━━ DATASET CONTENT

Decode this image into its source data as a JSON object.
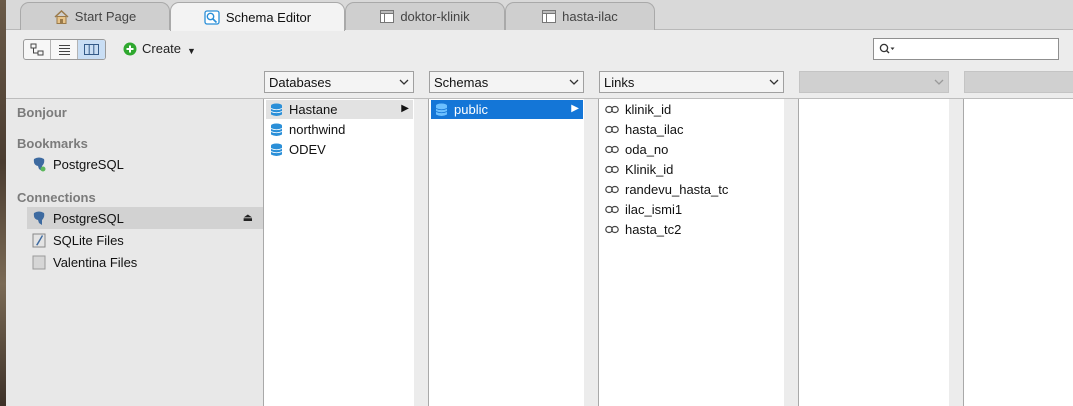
{
  "tabs": [
    {
      "label": "Start Page",
      "icon": "home-icon"
    },
    {
      "label": "Schema Editor",
      "icon": "schema-editor-icon",
      "active": true
    },
    {
      "label": "doktor-klinik",
      "icon": "table-icon"
    },
    {
      "label": "hasta-ilac",
      "icon": "table-icon"
    }
  ],
  "toolbar": {
    "create_label": "Create",
    "search_placeholder": ""
  },
  "columns": {
    "databases_label": "Databases",
    "schemas_label": "Schemas",
    "links_label": "Links",
    "col4_label": "",
    "col5_label": ""
  },
  "sidebar": {
    "bonjour_title": "Bonjour",
    "bookmarks_title": "Bookmarks",
    "bookmarks": [
      {
        "label": "PostgreSQL",
        "icon": "postgresql-icon"
      }
    ],
    "connections_title": "Connections",
    "connections": [
      {
        "label": "PostgreSQL",
        "icon": "postgresql-icon",
        "selected": true
      },
      {
        "label": "SQLite Files",
        "icon": "sqlite-icon"
      },
      {
        "label": "Valentina Files",
        "icon": "valentina-icon"
      }
    ]
  },
  "databases": [
    {
      "label": "Hastane",
      "selected": true
    },
    {
      "label": "northwind"
    },
    {
      "label": "ODEV"
    }
  ],
  "schemas": [
    {
      "label": "public",
      "selected": true
    }
  ],
  "links": [
    {
      "label": "klinik_id"
    },
    {
      "label": "hasta_ilac"
    },
    {
      "label": "oda_no"
    },
    {
      "label": "Klinik_id"
    },
    {
      "label": "randevu_hasta_tc"
    },
    {
      "label": "ilac_ismi1"
    },
    {
      "label": "hasta_tc2"
    }
  ],
  "colors": {
    "selection_blue": "#1476d7",
    "db_icon_blue": "#2a8fd8",
    "create_green": "#2fa82f"
  }
}
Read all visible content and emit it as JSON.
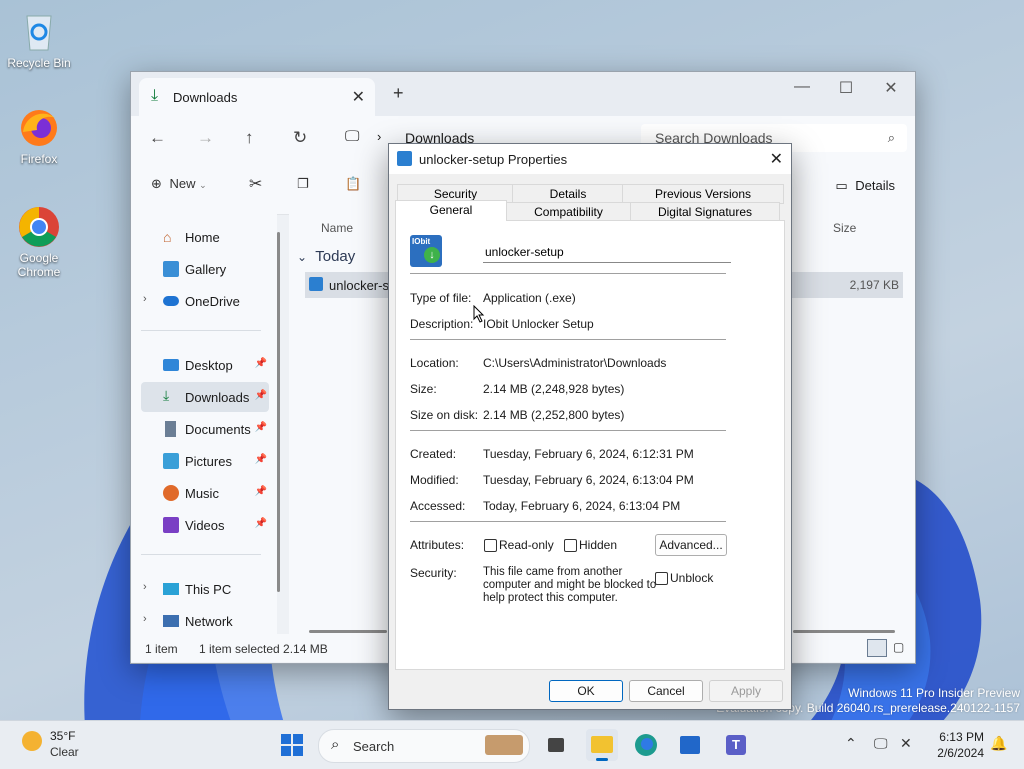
{
  "desktop": {
    "icons": [
      {
        "label": "Recycle Bin"
      },
      {
        "label": "Firefox"
      },
      {
        "label": "Google Chrome"
      }
    ],
    "watermark": [
      "Windows 11 Pro Insider Preview",
      "Evaluation copy. Build 26040.rs_prerelease.240122-1157"
    ]
  },
  "explorer": {
    "tab_label": "Downloads",
    "breadcrumb": "Downloads",
    "search_placeholder": "Search Downloads",
    "toolbar": {
      "new_label": "New",
      "details_label": "Details"
    },
    "nav": {
      "home": "Home",
      "gallery": "Gallery",
      "onedrive": "OneDrive",
      "desktop": "Desktop",
      "downloads": "Downloads",
      "documents": "Documents",
      "pictures": "Pictures",
      "music": "Music",
      "videos": "Videos",
      "thispc": "This PC",
      "network": "Network"
    },
    "columns": {
      "name": "Name",
      "size": "Size"
    },
    "group": "Today",
    "file": {
      "name": "unlocker-se",
      "size": "2,197 KB"
    },
    "status": {
      "count": "1 item",
      "selected": "1 item selected  2.14 MB"
    }
  },
  "properties": {
    "title": "unlocker-setup Properties",
    "tabs_row1": [
      "Security",
      "Details",
      "Previous Versions"
    ],
    "tabs_row2": [
      "General",
      "Compatibility",
      "Digital Signatures"
    ],
    "active_tab": "General",
    "file_name": "unlocker-setup",
    "icon_text": "IObit",
    "type_label": "Type of file:",
    "type_value": "Application (.exe)",
    "desc_label": "Description:",
    "desc_value": "IObit Unlocker Setup",
    "location_label": "Location:",
    "location_value": "C:\\Users\\Administrator\\Downloads",
    "size_label": "Size:",
    "size_value": "2.14 MB (2,248,928 bytes)",
    "sizedisk_label": "Size on disk:",
    "sizedisk_value": "2.14 MB (2,252,800 bytes)",
    "created_label": "Created:",
    "created_value": "Tuesday, February 6, 2024, 6:12:31 PM",
    "modified_label": "Modified:",
    "modified_value": "Tuesday, February 6, 2024, 6:13:04 PM",
    "accessed_label": "Accessed:",
    "accessed_value": "Today, February 6, 2024, 6:13:04 PM",
    "attributes_label": "Attributes:",
    "readonly_label": "Read-only",
    "hidden_label": "Hidden",
    "advanced_label": "Advanced...",
    "security_label": "Security:",
    "security_text": [
      "This file came from another",
      "computer and might be blocked to",
      "help protect this computer."
    ],
    "unblock_label": "Unblock",
    "ok_label": "OK",
    "cancel_label": "Cancel",
    "apply_label": "Apply"
  },
  "taskbar": {
    "temp": "35°F",
    "condition": "Clear",
    "search_label": "Search",
    "time": "6:13 PM",
    "date": "2/6/2024"
  },
  "colors": {
    "accent": "#0067c0",
    "taskbar": "#e9edf2"
  }
}
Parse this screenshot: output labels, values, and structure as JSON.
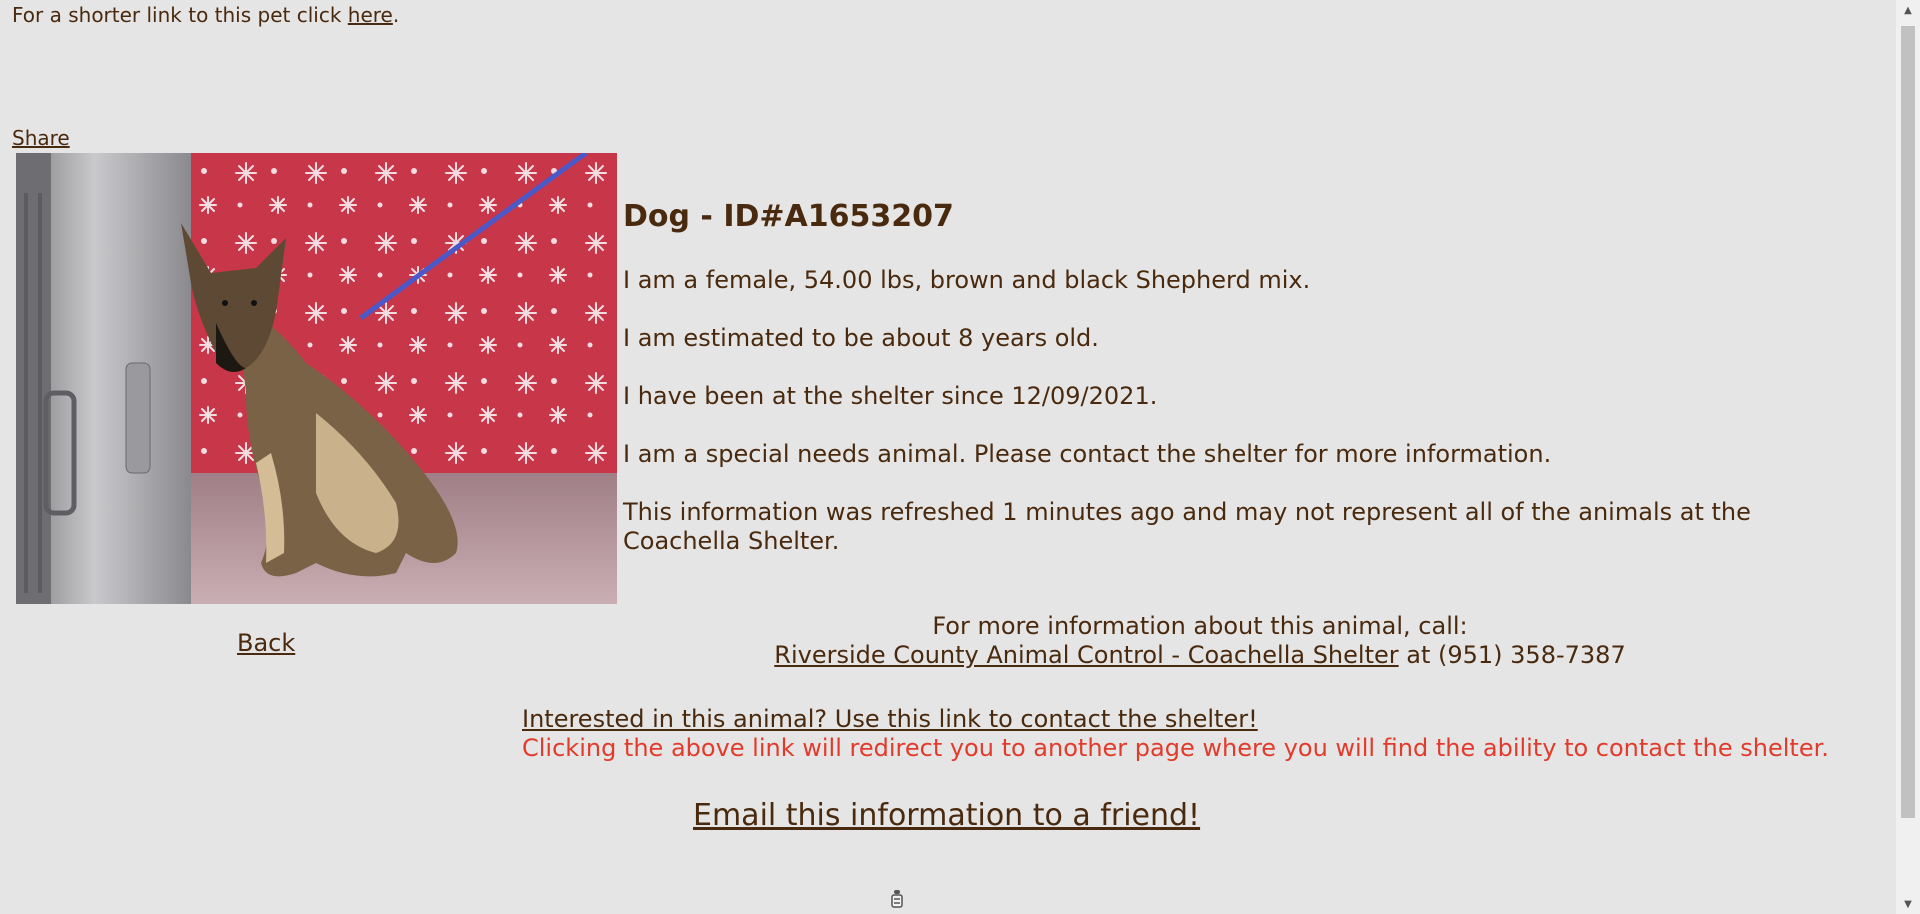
{
  "short_link": {
    "text_before": "For a shorter link to this pet click ",
    "link_text": "here",
    "text_after": "."
  },
  "share_label": "Share",
  "back_label": "Back",
  "pet": {
    "title": "Dog - ID#A1653207",
    "lines": [
      "I am a female, 54.00 lbs, brown and black Shepherd mix.",
      "I am estimated to be about 8 years old.",
      "I have been at the shelter since 12/09/2021.",
      "I am a special needs animal. Please contact the shelter for more information.",
      "This information was refreshed 1 minutes ago and may not represent all of the animals at the Coachella Shelter."
    ]
  },
  "call": {
    "prompt": "For more information about this animal, call:",
    "shelter_name": "Riverside County Animal Control - Coachella Shelter",
    "at_text": " at ",
    "phone": "(951) 358-7387"
  },
  "contact": {
    "link_text": "Interested in this animal? Use this link to contact the shelter!",
    "warning": "Clicking the above link will redirect you to another page where you will find the ability to contact the shelter."
  },
  "email_label": "Email this information to a friend!",
  "colors": {
    "background": "#e5e5e5",
    "text": "#4a2a0e",
    "warning": "#e33b2b"
  },
  "icons": [
    "dog-photo",
    "share-icon-small",
    "scroll-up-arrow-icon",
    "scroll-down-arrow-icon"
  ]
}
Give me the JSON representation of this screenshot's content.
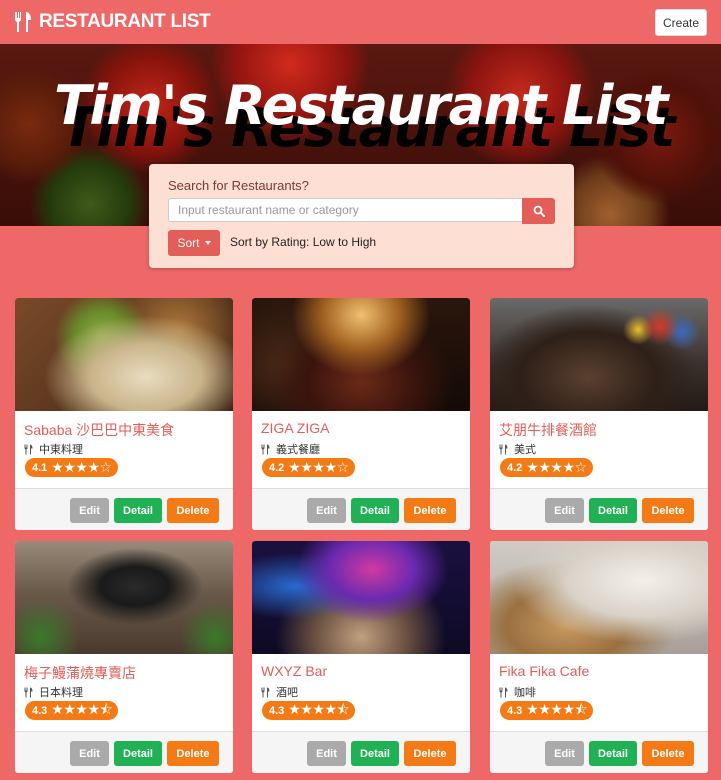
{
  "navbar": {
    "brand": "RESTAURANT LIST",
    "create_label": "Create"
  },
  "hero": {
    "title": "Tim's Restaurant List"
  },
  "search": {
    "label": "Search for Restaurants?",
    "placeholder": "Input restaurant name or category",
    "sort_label": "Sort",
    "sort_status": "Sort by Rating: Low to High"
  },
  "buttons": {
    "edit": "Edit",
    "detail": "Detail",
    "delete": "Delete"
  },
  "restaurants": [
    {
      "name": "Sababa 沙巴巴中東美食",
      "category": "中東料理",
      "rating": "4.1",
      "stars": "★★★★☆"
    },
    {
      "name": "ZIGA ZIGA",
      "category": "義式餐廳",
      "rating": "4.2",
      "stars": "★★★★☆"
    },
    {
      "name": "艾朋牛排餐酒館",
      "category": "美式",
      "rating": "4.2",
      "stars": "★★★★☆"
    },
    {
      "name": "梅子鰻蒲燒專賣店",
      "category": "日本料理",
      "rating": "4.3",
      "stars": "★★★★⯪"
    },
    {
      "name": "WXYZ Bar",
      "category": "酒吧",
      "rating": "4.3",
      "stars": "★★★★⯪"
    },
    {
      "name": "Fika Fika Cafe",
      "category": "咖啡",
      "rating": "4.3",
      "stars": "★★★★⯪"
    }
  ],
  "colors": {
    "brand": "#ee6868",
    "accent": "#e35d59",
    "orange": "#f37a14",
    "green": "#1fb154",
    "grey": "#aaaaaa",
    "panel": "#fde0d3"
  }
}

━━━━

WORK REQUIRED.
Reproduce all entries without any change, and omit the pictures.

TASK ANSWER.
Decode this image into its source data as a JSON object.
{
  "tabs": [
    {
      "label": "Start Page",
      "icon": "home-icon"
    },
    {
      "label": "Schema Editor",
      "icon": "schema-editor-icon",
      "active": true
    },
    {
      "label": "doktor-klinik",
      "icon": "table-icon"
    },
    {
      "label": "hasta-ilac",
      "icon": "table-icon"
    }
  ],
  "toolbar": {
    "create_label": "Create",
    "search_placeholder": ""
  },
  "columns": {
    "databases_label": "Databases",
    "schemas_label": "Schemas",
    "links_label": "Links",
    "col4_label": "",
    "col5_label": ""
  },
  "sidebar": {
    "bonjour_title": "Bonjour",
    "bookmarks_title": "Bookmarks",
    "bookmarks": [
      {
        "label": "PostgreSQL",
        "icon": "postgresql-icon"
      }
    ],
    "connections_title": "Connections",
    "connections": [
      {
        "label": "PostgreSQL",
        "icon": "postgresql-icon",
        "selected": true
      },
      {
        "label": "SQLite Files",
        "icon": "sqlite-icon"
      },
      {
        "label": "Valentina Files",
        "icon": "valentina-icon"
      }
    ]
  },
  "databases": [
    {
      "label": "Hastane",
      "selected": true
    },
    {
      "label": "northwind"
    },
    {
      "label": "ODEV"
    }
  ],
  "schemas": [
    {
      "label": "public",
      "selected": true
    }
  ],
  "links": [
    {
      "label": "klinik_id"
    },
    {
      "label": "hasta_ilac"
    },
    {
      "label": "oda_no"
    },
    {
      "label": "Klinik_id"
    },
    {
      "label": "randevu_hasta_tc"
    },
    {
      "label": "ilac_ismi1"
    },
    {
      "label": "hasta_tc2"
    }
  ],
  "colors": {
    "selection_blue": "#1476d7",
    "db_icon_blue": "#2a8fd8",
    "create_green": "#2fa82f"
  }
}
Read all visible content and emit it as JSON.
{
  "desktop": {
    "icons": [
      {
        "label": "Recycle Bin"
      },
      {
        "label": "Firefox"
      },
      {
        "label": "Google Chrome"
      }
    ],
    "watermark": [
      "Windows 11 Pro Insider Preview",
      "Evaluation copy. Build 26040.rs_prerelease.240122-1157"
    ]
  },
  "explorer": {
    "tab_label": "Downloads",
    "breadcrumb": "Downloads",
    "search_placeholder": "Search Downloads",
    "toolbar": {
      "new_label": "New",
      "details_label": "Details"
    },
    "nav": {
      "home": "Home",
      "gallery": "Gallery",
      "onedrive": "OneDrive",
      "desktop": "Desktop",
      "downloads": "Downloads",
      "documents": "Documents",
      "pictures": "Pictures",
      "music": "Music",
      "videos": "Videos",
      "thispc": "This PC",
      "network": "Network"
    },
    "columns": {
      "name": "Name",
      "size": "Size"
    },
    "group": "Today",
    "file": {
      "name": "unlocker-se",
      "size": "2,197 KB"
    },
    "status": {
      "count": "1 item",
      "selected": "1 item selected  2.14 MB"
    }
  },
  "properties": {
    "title": "unlocker-setup Properties",
    "tabs_row1": [
      "Security",
      "Details",
      "Previous Versions"
    ],
    "tabs_row2": [
      "General",
      "Compatibility",
      "Digital Signatures"
    ],
    "active_tab": "General",
    "file_name": "unlocker-setup",
    "icon_text": "IObit",
    "type_label": "Type of file:",
    "type_value": "Application (.exe)",
    "desc_label": "Description:",
    "desc_value": "IObit Unlocker Setup",
    "location_label": "Location:",
    "location_value": "C:\\Users\\Administrator\\Downloads",
    "size_label": "Size:",
    "size_value": "2.14 MB (2,248,928 bytes)",
    "sizedisk_label": "Size on disk:",
    "sizedisk_value": "2.14 MB (2,252,800 bytes)",
    "created_label": "Created:",
    "created_value": "Tuesday, February 6, 2024, 6:12:31 PM",
    "modified_label": "Modified:",
    "modified_value": "Tuesday, February 6, 2024, 6:13:04 PM",
    "accessed_label": "Accessed:",
    "accessed_value": "Today, February 6, 2024, 6:13:04 PM",
    "attributes_label": "Attributes:",
    "readonly_label": "Read-only",
    "hidden_label": "Hidden",
    "advanced_label": "Advanced...",
    "security_label": "Security:",
    "security_text": [
      "This file came from another",
      "computer and might be blocked to",
      "help protect this computer."
    ],
    "unblock_label": "Unblock",
    "ok_label": "OK",
    "cancel_label": "Cancel",
    "apply_label": "Apply"
  },
  "taskbar": {
    "temp": "35°F",
    "condition": "Clear",
    "search_label": "Search",
    "time": "6:13 PM",
    "date": "2/6/2024"
  },
  "colors": {
    "accent": "#0067c0",
    "taskbar": "#e9edf2"
  }
}
Parse this screenshot: output labels, values, and structure as JSON.
{
  "short_link": {
    "text_before": "For a shorter link to this pet click ",
    "link_text": "here",
    "text_after": "."
  },
  "share_label": "Share",
  "back_label": "Back",
  "pet": {
    "title": "Dog - ID#A1653207",
    "lines": [
      "I am a female, 54.00 lbs, brown and black Shepherd mix.",
      "I am estimated to be about 8 years old.",
      "I have been at the shelter since 12/09/2021.",
      "I am a special needs animal. Please contact the shelter for more information.",
      "This information was refreshed 1 minutes ago and may not represent all of the animals at the Coachella Shelter."
    ]
  },
  "call": {
    "prompt": "For more information about this animal, call:",
    "shelter_name": "Riverside County Animal Control - Coachella Shelter",
    "at_text": " at ",
    "phone": "(951) 358-7387"
  },
  "contact": {
    "link_text": "Interested in this animal? Use this link to contact the shelter!",
    "warning": "Clicking the above link will redirect you to another page where you will find the ability to contact the shelter."
  },
  "email_label": "Email this information to a friend!",
  "colors": {
    "background": "#e5e5e5",
    "text": "#4a2a0e",
    "warning": "#e33b2b"
  },
  "icons": [
    "dog-photo",
    "share-icon-small",
    "scroll-up-arrow-icon",
    "scroll-down-arrow-icon"
  ]
}
Give me the JSON representation of this screenshot's content.
{
  "navbar": {
    "brand": "RESTAURANT LIST",
    "create_label": "Create"
  },
  "hero": {
    "title": "Tim's Restaurant List"
  },
  "search": {
    "label": "Search for Restaurants?",
    "placeholder": "Input restaurant name or category",
    "sort_label": "Sort",
    "sort_status": "Sort by Rating: Low to High"
  },
  "buttons": {
    "edit": "Edit",
    "detail": "Detail",
    "delete": "Delete"
  },
  "restaurants": [
    {
      "name": "Sababa 沙巴巴中東美食",
      "category": "中東料理",
      "rating": "4.1",
      "stars": "★★★★☆"
    },
    {
      "name": "ZIGA ZIGA",
      "category": "義式餐廳",
      "rating": "4.2",
      "stars": "★★★★☆"
    },
    {
      "name": "艾朋牛排餐酒館",
      "category": "美式",
      "rating": "4.2",
      "stars": "★★★★☆"
    },
    {
      "name": "梅子鰻蒲燒專賣店",
      "category": "日本料理",
      "rating": "4.3",
      "stars": "★★★★⯪"
    },
    {
      "name": "WXYZ Bar",
      "category": "酒吧",
      "rating": "4.3",
      "stars": "★★★★⯪"
    },
    {
      "name": "Fika Fika Cafe",
      "category": "咖啡",
      "rating": "4.3",
      "stars": "★★★★⯪"
    }
  ],
  "colors": {
    "brand": "#ee6868",
    "accent": "#e35d59",
    "orange": "#f37a14",
    "green": "#1fb154",
    "grey": "#aaaaaa",
    "panel": "#fde0d3"
  }
}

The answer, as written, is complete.